====== PROVIDED INFORMATION
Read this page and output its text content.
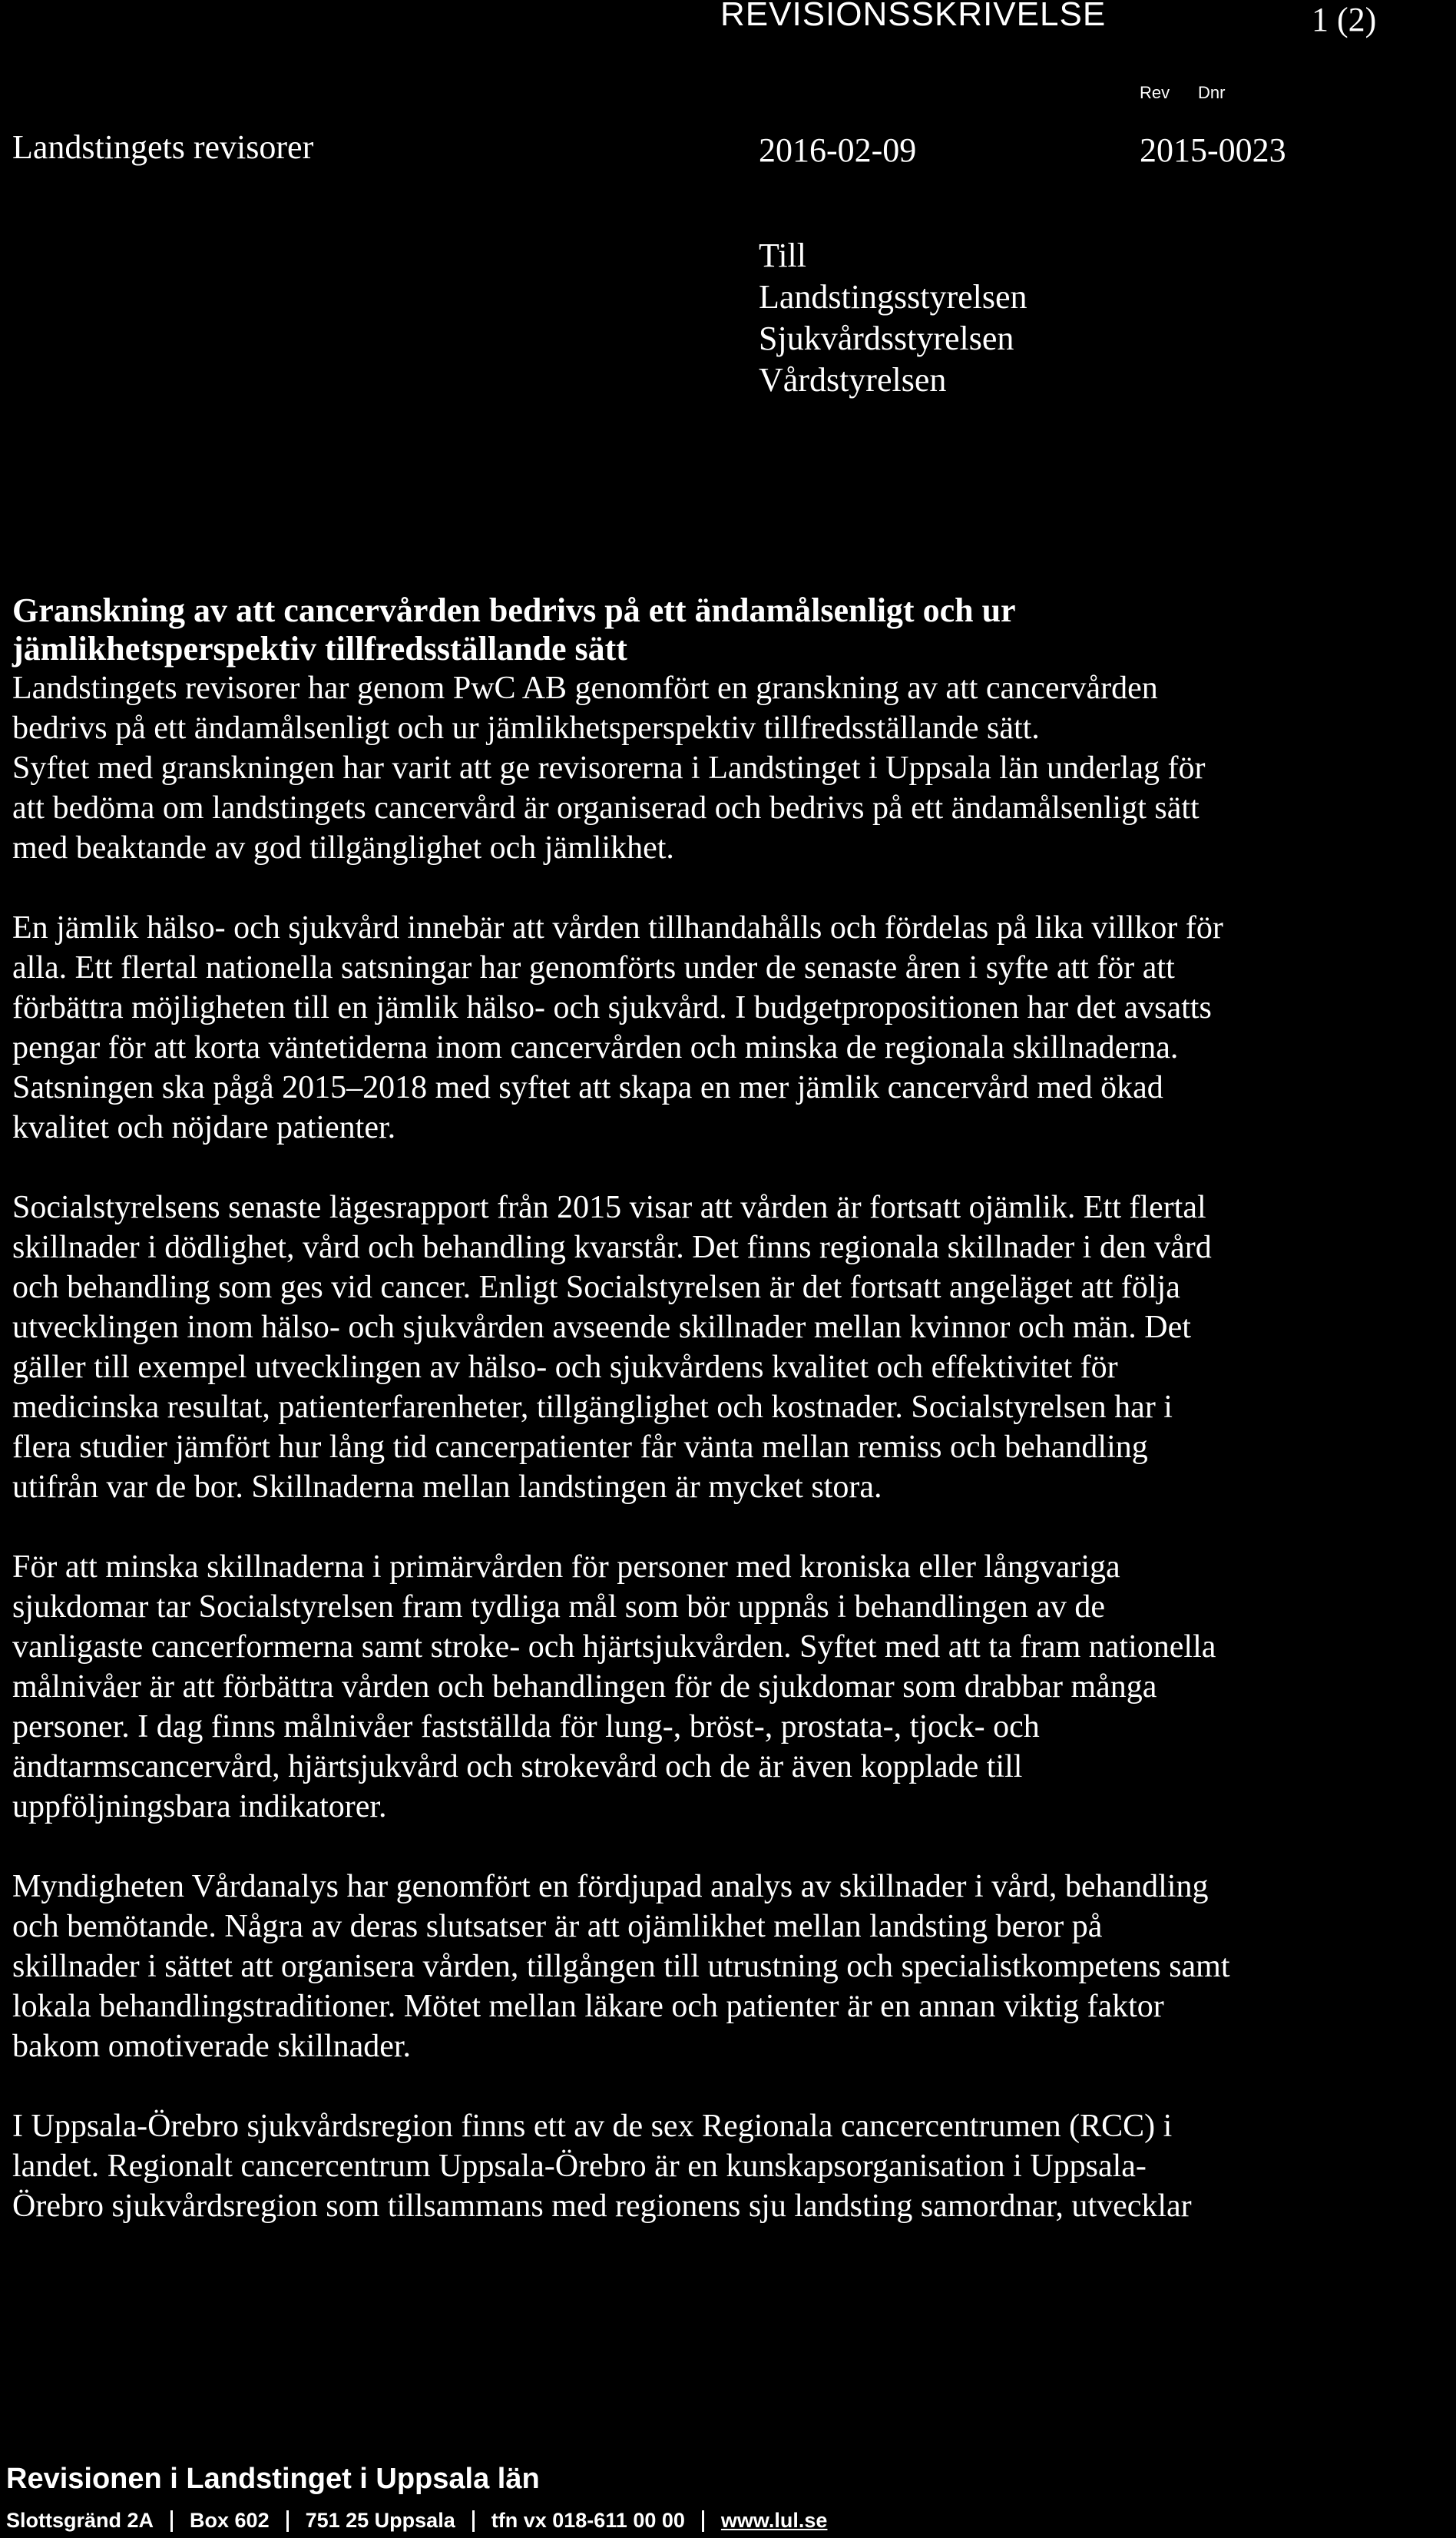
REVISIONSSKRIVELSE	1 (2)
Rev Dnr
Landstingets revisorer	2016-02-09	2015-0023
Till
Landstingsstyrelsen
Sjukvårdsstyrelsen
Vårdstyrelsen

Granskning av att cancervården bedrivs på ett ändamålsenligt och ur

jämlikhetsperspektiv tillfredsställande sätt

Landstingets revisorer har genom PwC AB genomfört en granskning av att cancervården

bedrivs på ett ändamålsenligt och ur jämlikhetsperspektiv tillfredsställande sätt.

Syftet med granskningen har varit att ge revisorerna i Landstinget i Uppsala län underlag för

att bedöma om landstingets cancervård är organiserad och bedrivs på ett ändamålsenligt sätt

med beaktande av god tillgänglighet och jämlikhet.

En jämlik hälso- och sjukvård innebär att vården tillhandahålls och fördelas på lika villkor för

alla. Ett flertal nationella satsningar har genomförts under de senaste åren i syfte att för att

förbättra möjligheten till en jämlik hälso- och sjukvård. I budgetpropositionen har det avsatts

pengar för att korta väntetiderna inom cancervården och minska de regionala skillnaderna.

Satsningen ska pågå 2015–2018 med syftet att skapa en mer jämlik cancervård med ökad

kvalitet och nöjdare patienter.

Socialstyrelsens senaste lägesrapport från 2015 visar att vården är fortsatt ojämlik. Ett flertal

skillnader i dödlighet, vård och behandling kvarstår. Det finns regionala skillnader i den vård

och behandling som ges vid cancer. Enligt Socialstyrelsen är det fortsatt angeläget att följa

utvecklingen inom hälso- och sjukvården avseende skillnader mellan kvinnor och män. Det

gäller till exempel utvecklingen av hälso- och sjukvårdens kvalitet och effektivitet för

medicinska resultat, patienterfarenheter, tillgänglighet och kostnader. Socialstyrelsen har i

flera studier jämfört hur lång tid cancerpatienter får vänta mellan remiss och behandling

utifrån var de bor. Skillnaderna mellan landstingen är mycket stora.

För att minska skillnaderna i primärvården för personer med kroniska eller långvariga

sjukdomar tar Socialstyrelsen fram tydliga mål som bör uppnås i behandlingen av de

vanligaste cancerformerna samt stroke- och hjärtsjukvården. Syftet med att ta fram nationella

målnivåer är att förbättra vården och behandlingen för de sjukdomar som drabbar många

personer. I dag finns målnivåer fastställda för lung-, bröst-, prostata-, tjock- och

ändtarmscancervård, hjärtsjukvård och strokevård och de är även kopplade till

uppföljningsbara indikatorer.

Myndigheten Vårdanalys har genomfört en fördjupad analys av skillnader i vård, behandling

och bemötande. Några av deras slutsatser är att ojämlikhet mellan landsting beror på

skillnader i sättet att organisera vården, tillgången till utrustning och specialistkompetens samt

lokala behandlingstraditioner. Mötet mellan läkare och patienter är en annan viktig faktor

bakom omotiverade skillnader.

I Uppsala-Örebro sjukvårdsregion finns ett av de sex Regionala cancercentrumen (RCC) i

landet. Regionalt cancercentrum Uppsala-Örebro är en kunskapsorganisation i Uppsala-

Örebro sjukvårdsregion som tillsammans med regionens sju landsting samordnar, utvecklar

Revisionen i Landstinget i Uppsala län
Slottsgränd 2A Box 602 751 25 Uppsala tfn vx 018-611 00 00 www.lul.se
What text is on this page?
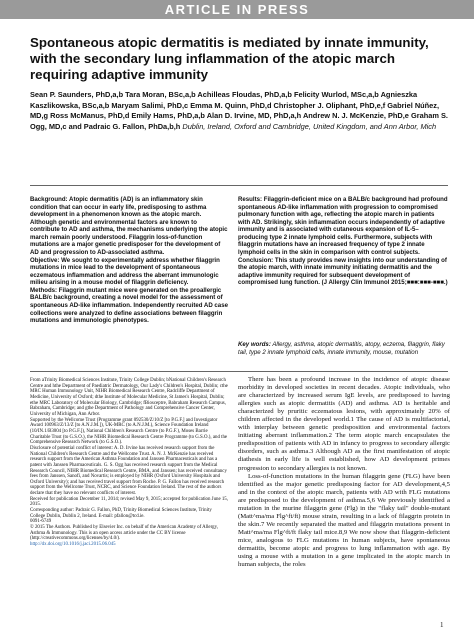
ARTICLE IN PRESS
Spontaneous atopic dermatitis is mediated by innate immunity, with the secondary lung inflammation of the atopic march requiring adaptive immunity
Sean P. Saunders, PhD,a,b Tara Moran, BSc,a,b Achilleas Floudas, PhD,a,b Felicity Wurlod, MSc,a,b Agnieszka Kaszlikowska, BSc,a,b Maryam Salimi, PhD,c Emma M. Quinn, PhD,d Christopher J. Oliphant, PhD,e,f Gabriel Núñez, MD,g Ross McManus, PhD,d Emily Hams, PhD,a,b Alan D. Irvine, MD, PhD,a,h Andrew N. J. McKenzie, PhD,e Graham S. Ogg, MD,c and Padraic G. Fallon, PhDa,b,h Dublin, Ireland, Oxford and Cambridge, United Kingdom, and Ann Arbor, Mich

Background: Atopic dermatitis (AD) is an inflammatory skin condition that can occur in early life, predisposing to asthma development in a phenomenon known as the atopic march. Although genetic and environmental factors are known to contribute to AD and asthma, the mechanisms underlying the atopic march remain poorly understood. Filaggrin loss-of-function mutations are a major genetic predisposer for the development of AD and progression to AD-associated asthma.

Objective: We sought to experimentally address whether filaggrin mutations in mice lead to the development of spontaneous eczematous inflammation and address the aberrant immunologic milieu arising in a mouse model of filaggrin deficiency.

Methods: Filaggrin mutant mice were generated on the proallergic BALB/c background, creating a novel model for the assessment of spontaneous AD-like inflammation. Independently recruited AD case collections were analyzed to define associations between filaggrin mutations and immunologic phenotypes.

Results: Filaggrin-deficient mice on a BALB/c background had profound spontaneous AD-like inflammation with progression to compromised pulmonary function with age, reflecting the atopic march in patients with AD. Strikingly, skin inflammation occurs independently of adaptive immunity and is associated with cutaneous expansion of IL-5–producing type 2 innate lymphoid cells. Furthermore, subjects with filaggrin mutations have an increased frequency of type 2 innate lymphoid cells in the skin in comparison with control subjects.

Conclusion: This study provides new insights into our understanding of the atopic march, with innate immunity initiating dermatitis and the adaptive immunity required for subsequent development of compromised lung function. (J Allergy Clin Immunol 2015;■■■:■■■-■■■.)

Key words: Allergy, asthma, atopic dermatitis, atopy, eczema, filaggrin, flaky tail, type 2 innate lymphoid cells, innate immunity, mouse, mutation

From aTrinity Biomedical Sciences Institute, Trinity College Dublin; bNational Children's Research Centre and hthe Department of Paediatric Dermatology, Our Lady's Children's Hospital, Dublin; cthe MRC Human Immunology Unit, NIHR Biomedical Research Centre, Radcliffe Department of Medicine, University of Oxford; dthe Institute of Molecular Medicine, St James's Hospital, Dublin; ethe MRC Laboratory of Molecular Biology, Cambridge; fBiosceptre, Babraham Research Campus, Babraham, Cambridge; and gthe Department of Pathology and Comprehensive Cancer Center, University of Michigan, Ann Arbor.

Supported by the Wellcome Trust (Programme grant 092530/Z/10/Z [to P.G.F.] and Investigator Award 100963/Z/13/Z [to A.N.J.M.]), UK-MRC (to A.N.J.M.), Science Foundation Ireland (10/IN.1/B3004 [to P.G.F.]), National Children's Research Centre (to P.G.F.), Moses Barrie Charitable Trust (to G.S.O.), the NIHR Biomedical Research Centre Programme (to G.S.O.), and the Comprehensive Research Network (to G.S.O.).

Disclosure of potential conflict of interest: A. D. Irvine has received research support from the National Children's Research Centre and the Wellcome Trust. A. N. J. McKenzie has received research support from the American Asthma Foundation and Janssen Pharmaceuticals and has a patent with Janssen Pharmaceuticals. G. S. Ogg has received research support from the Medical Research Council, NIHR Biomedical Research Centre, BMA, and Janssen; has received consultancy fees from Janssen, Sanofi, and Novartis; is employed by NIHR (Oxford University Hospitals and Oxford University); and has received travel support from Roche. P. G. Fallon has received research support from the Wellcome Trust, NCRC, and Science Foundation Ireland. The rest of the authors declare that they have no relevant conflicts of interest.

Received for publication December 11, 2014; revised May 9, 2015; accepted for publication June 15, 2015.

Corresponding author: Padraic G. Fallon, PhD, Trinity Biomedical Sciences Institute, Trinity College Dublin, Dublin 2, Ireland. E-mail: pfallon@tcd.ie.

0091-6749

© 2015 The Authors. Published by Elsevier Inc. on behalf of the American Academy of Allergy, Asthma & Immunology. This is an open access article under the CC BY license (http://creativecommons.org/licenses/by/4.0/).

http://dx.doi.org/10.1016/j.jaci.2015.06.045

There has been a profound increase in the incidence of atopic disease morbidity in developed societies in recent decades. Atopic individuals, who are characterized by increased serum IgE levels, are predisposed to having allergies such as atopic dermatitis (AD) and asthma. AD is heritable and characterized by pruritic eczematous lesions, with approximately 20% of children affected in the developed world.1 The cause of AD is multifactorial, with interplay between genetic predisposition and environmental factors initiating aberrant inflammation.2 The term atopic march encapsulates the predisposition of patients with AD in infancy to progress to secondary allergic disorders, such as asthma.3 Although AD as the first manifestation of atopic diathesis in early life is well established, how AD development primes progression to secondary allergies is not known.

Loss-of-function mutations in the human filaggrin gene (FLG) have been identified as the major genetic predisposing factor for AD development,4,5 and in the context of the atopic march, patients with AD with FLG mutations are predisposed to the development of asthma.5,6 We previously identified a mutation in the murine filaggrin gene (Flg) in the "flaky tail" double-mutant (Matt^ma/ma Flg^ft/ft) mouse strain, resulting in a lack of filaggrin protein in the skin.7 We recently separated the matted and filaggrin mutations present in Matt^ma/ma Flg^ft/ft flaky tail mice.8,9 We now show that filaggrin-deficient mice, analogous to FLG mutations in human subjects, have spontaneous dermatitis, become atopic and progress to lung inflammation with age. By using a mouse with a mutation in a gene implicated in the atopic march in human subjects, the roles

1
============
TASK TO CARRY OUT>
All lines above that hold the string "page" should be copied.

OUTPUT FOR THIS TASK>
Read this page and output its text content.
What text is on this page?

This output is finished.